§ DATA SUPPLIED

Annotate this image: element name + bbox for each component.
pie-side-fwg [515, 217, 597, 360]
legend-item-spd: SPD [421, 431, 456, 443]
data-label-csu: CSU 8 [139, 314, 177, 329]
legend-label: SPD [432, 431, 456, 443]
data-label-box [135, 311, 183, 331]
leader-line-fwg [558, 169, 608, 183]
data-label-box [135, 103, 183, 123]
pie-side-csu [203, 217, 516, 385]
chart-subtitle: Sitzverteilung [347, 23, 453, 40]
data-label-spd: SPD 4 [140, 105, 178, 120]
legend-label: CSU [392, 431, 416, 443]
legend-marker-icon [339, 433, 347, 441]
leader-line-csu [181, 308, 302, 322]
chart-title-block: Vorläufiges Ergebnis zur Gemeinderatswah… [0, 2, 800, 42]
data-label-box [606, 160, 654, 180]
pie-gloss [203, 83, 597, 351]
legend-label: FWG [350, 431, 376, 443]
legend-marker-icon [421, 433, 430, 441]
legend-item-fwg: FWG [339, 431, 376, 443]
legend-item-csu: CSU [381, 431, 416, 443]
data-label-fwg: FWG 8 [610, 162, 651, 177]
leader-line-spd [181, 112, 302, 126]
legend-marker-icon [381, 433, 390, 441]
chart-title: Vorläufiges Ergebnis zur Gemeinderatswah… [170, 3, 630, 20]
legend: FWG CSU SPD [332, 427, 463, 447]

§ EXERCISE GOAL
Reproduce every line of the items above verbatim.

§ WRITTEN RESPONSE
Annotate this image: element name + bbox for each component.
pie-side-fwg [515, 217, 597, 360]
legend-item-spd: SPD [421, 431, 456, 443]
data-label-csu: CSU 8 [139, 314, 177, 329]
legend-label: SPD [432, 431, 456, 443]
data-label-box [135, 311, 183, 331]
leader-line-fwg [558, 169, 608, 183]
data-label-box [135, 103, 183, 123]
pie-side-csu [203, 217, 516, 385]
chart-subtitle: Sitzverteilung [347, 23, 453, 40]
data-label-spd: SPD 4 [140, 105, 178, 120]
legend-label: CSU [392, 431, 416, 443]
legend-marker-icon [339, 433, 347, 441]
leader-line-csu [181, 308, 302, 322]
chart-title-block: Vorläufiges Ergebnis zur Gemeinderatswah… [0, 2, 800, 42]
data-label-box [606, 160, 654, 180]
pie-gloss [203, 83, 597, 351]
legend-label: FWG [350, 431, 376, 443]
legend-marker-icon [421, 433, 430, 441]
legend-item-fwg: FWG [339, 431, 376, 443]
legend-item-csu: CSU [381, 431, 416, 443]
data-label-fwg: FWG 8 [610, 162, 651, 177]
leader-line-spd [181, 112, 302, 126]
legend-marker-icon [381, 433, 390, 441]
chart-title: Vorläufiges Ergebnis zur Gemeinderatswah… [170, 3, 630, 20]
legend: FWG CSU SPD [332, 427, 463, 447]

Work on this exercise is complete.